**EXTRACTED MATERIAL**.
_ _ _ _ _ _ _

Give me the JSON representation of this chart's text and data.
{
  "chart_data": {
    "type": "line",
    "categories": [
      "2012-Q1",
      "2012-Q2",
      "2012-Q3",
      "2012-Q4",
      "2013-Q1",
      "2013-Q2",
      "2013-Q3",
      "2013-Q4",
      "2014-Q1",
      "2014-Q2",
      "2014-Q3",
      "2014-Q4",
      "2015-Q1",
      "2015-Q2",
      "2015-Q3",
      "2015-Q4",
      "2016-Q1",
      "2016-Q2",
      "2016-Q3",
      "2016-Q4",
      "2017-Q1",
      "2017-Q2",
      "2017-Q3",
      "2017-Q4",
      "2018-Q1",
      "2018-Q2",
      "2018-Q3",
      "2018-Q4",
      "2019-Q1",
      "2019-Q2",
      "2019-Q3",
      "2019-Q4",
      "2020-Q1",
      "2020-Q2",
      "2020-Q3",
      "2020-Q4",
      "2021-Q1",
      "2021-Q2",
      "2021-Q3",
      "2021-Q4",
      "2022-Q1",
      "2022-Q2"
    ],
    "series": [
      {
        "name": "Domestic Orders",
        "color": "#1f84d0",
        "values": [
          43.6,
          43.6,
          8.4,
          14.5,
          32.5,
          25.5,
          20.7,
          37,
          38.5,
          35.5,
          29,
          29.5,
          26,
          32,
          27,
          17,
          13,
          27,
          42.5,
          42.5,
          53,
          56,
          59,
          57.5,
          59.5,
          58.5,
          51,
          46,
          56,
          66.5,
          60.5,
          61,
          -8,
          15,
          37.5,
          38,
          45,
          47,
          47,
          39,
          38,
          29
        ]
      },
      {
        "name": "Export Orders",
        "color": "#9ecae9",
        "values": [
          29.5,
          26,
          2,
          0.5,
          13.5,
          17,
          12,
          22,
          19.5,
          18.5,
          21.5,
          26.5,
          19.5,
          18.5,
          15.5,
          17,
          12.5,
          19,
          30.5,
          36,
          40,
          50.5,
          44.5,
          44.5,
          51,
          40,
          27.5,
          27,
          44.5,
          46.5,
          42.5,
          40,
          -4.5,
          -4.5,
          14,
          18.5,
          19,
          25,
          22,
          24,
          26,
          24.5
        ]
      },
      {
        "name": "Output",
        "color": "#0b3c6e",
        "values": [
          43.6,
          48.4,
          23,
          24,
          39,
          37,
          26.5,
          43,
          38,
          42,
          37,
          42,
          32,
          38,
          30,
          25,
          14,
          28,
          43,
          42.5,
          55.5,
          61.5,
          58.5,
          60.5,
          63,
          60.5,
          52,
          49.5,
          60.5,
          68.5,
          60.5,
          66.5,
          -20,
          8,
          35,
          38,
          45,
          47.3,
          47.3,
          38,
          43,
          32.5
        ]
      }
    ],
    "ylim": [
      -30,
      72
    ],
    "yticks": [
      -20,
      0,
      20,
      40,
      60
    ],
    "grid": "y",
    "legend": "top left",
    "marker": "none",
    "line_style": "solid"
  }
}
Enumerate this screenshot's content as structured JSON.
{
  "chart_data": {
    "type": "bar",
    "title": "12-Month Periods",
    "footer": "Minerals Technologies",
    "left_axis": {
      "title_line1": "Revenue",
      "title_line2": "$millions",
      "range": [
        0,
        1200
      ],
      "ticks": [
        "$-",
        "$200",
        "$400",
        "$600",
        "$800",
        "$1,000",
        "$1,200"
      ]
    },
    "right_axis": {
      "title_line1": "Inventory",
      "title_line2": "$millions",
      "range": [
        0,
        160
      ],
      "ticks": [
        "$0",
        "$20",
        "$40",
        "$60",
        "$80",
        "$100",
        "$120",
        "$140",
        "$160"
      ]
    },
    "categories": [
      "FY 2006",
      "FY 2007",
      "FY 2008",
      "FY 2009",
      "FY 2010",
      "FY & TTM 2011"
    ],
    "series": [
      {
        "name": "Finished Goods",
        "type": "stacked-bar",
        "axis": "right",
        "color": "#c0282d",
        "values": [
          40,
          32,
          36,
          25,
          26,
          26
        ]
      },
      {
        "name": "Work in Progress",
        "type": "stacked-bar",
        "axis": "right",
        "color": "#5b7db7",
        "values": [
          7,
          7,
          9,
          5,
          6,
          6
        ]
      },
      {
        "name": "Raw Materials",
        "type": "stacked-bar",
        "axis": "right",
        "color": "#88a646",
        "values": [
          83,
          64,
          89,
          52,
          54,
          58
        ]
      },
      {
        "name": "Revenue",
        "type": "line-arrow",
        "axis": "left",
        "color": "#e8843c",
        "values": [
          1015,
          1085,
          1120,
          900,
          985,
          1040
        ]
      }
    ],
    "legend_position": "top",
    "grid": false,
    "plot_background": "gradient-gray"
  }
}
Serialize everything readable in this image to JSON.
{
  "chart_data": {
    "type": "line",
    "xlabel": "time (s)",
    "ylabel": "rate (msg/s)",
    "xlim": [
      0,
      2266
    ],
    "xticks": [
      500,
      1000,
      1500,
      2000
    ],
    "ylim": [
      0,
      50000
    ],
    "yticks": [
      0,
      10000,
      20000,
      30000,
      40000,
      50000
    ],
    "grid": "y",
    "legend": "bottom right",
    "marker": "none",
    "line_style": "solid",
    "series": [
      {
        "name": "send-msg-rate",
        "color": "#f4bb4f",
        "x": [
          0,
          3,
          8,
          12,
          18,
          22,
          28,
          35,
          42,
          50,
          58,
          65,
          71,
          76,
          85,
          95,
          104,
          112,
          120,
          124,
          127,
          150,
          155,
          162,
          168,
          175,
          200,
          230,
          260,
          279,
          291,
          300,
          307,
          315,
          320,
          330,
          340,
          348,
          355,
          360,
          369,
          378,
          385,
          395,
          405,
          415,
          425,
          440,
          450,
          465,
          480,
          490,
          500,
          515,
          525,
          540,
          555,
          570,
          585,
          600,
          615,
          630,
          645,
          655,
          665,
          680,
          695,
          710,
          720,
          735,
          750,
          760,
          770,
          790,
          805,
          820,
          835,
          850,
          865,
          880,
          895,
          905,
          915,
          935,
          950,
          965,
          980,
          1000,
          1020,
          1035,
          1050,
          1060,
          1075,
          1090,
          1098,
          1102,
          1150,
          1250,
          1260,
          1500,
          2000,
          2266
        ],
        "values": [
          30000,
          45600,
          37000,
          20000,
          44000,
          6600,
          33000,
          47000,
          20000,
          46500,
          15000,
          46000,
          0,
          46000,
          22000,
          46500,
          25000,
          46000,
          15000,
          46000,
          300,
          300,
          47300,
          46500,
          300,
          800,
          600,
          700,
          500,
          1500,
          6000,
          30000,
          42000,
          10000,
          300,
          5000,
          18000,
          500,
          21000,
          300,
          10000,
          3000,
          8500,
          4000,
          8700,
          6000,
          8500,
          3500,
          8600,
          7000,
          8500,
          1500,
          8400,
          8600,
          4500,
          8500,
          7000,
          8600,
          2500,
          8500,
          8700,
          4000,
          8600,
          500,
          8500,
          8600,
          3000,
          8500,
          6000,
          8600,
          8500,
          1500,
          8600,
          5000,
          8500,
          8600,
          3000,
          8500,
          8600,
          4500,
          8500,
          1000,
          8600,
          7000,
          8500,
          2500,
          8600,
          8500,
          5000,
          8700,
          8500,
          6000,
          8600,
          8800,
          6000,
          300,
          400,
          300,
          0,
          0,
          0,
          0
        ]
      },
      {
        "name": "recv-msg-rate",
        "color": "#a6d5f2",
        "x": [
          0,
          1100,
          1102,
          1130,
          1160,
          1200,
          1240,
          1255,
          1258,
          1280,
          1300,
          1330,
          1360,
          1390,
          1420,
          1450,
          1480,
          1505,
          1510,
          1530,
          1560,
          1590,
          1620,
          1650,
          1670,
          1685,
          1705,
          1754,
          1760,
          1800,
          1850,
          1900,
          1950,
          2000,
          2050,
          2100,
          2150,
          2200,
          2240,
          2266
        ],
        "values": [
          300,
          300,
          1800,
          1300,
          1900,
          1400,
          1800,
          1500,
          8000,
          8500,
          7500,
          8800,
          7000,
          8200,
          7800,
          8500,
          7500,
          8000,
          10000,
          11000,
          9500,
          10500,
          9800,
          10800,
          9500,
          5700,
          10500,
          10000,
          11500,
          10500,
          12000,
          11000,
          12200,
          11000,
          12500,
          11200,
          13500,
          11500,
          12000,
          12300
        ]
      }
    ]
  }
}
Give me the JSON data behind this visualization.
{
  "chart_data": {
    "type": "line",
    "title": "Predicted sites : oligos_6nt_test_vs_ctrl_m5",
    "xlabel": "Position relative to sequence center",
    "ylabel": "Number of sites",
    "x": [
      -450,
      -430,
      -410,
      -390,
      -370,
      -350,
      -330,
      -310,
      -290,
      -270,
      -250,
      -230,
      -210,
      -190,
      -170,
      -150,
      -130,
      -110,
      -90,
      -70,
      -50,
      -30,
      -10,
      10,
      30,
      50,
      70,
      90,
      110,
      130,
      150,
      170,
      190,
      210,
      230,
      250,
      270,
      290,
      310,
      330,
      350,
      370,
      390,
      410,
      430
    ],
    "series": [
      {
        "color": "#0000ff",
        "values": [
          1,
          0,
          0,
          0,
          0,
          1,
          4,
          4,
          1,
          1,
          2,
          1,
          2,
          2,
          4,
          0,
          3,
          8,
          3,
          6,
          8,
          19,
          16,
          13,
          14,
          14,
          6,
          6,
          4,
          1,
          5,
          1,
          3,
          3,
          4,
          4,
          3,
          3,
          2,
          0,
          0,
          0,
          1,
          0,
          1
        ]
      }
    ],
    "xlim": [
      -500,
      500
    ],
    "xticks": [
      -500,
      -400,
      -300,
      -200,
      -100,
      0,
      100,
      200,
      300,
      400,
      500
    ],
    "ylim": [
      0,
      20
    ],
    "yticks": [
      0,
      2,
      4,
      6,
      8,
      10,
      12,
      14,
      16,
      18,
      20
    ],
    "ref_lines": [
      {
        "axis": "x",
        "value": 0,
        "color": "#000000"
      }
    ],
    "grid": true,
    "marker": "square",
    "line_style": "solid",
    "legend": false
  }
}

_ _ _ _ _ _ _

All lines in the data that contain the word "color" should be copied.

        "color": "#1f84d0",
        "color": "#9ecae9",
        "color": "#0b3c6e",
        "color": "#c0282d",
        "color": "#5b7db7",
        "color": "#88a646",
        "color": "#e8843c",
        "color": "#f4bb4f",
        "color": "#a6d5f2",
        "color": "#0000ff",
        "color": "#000000"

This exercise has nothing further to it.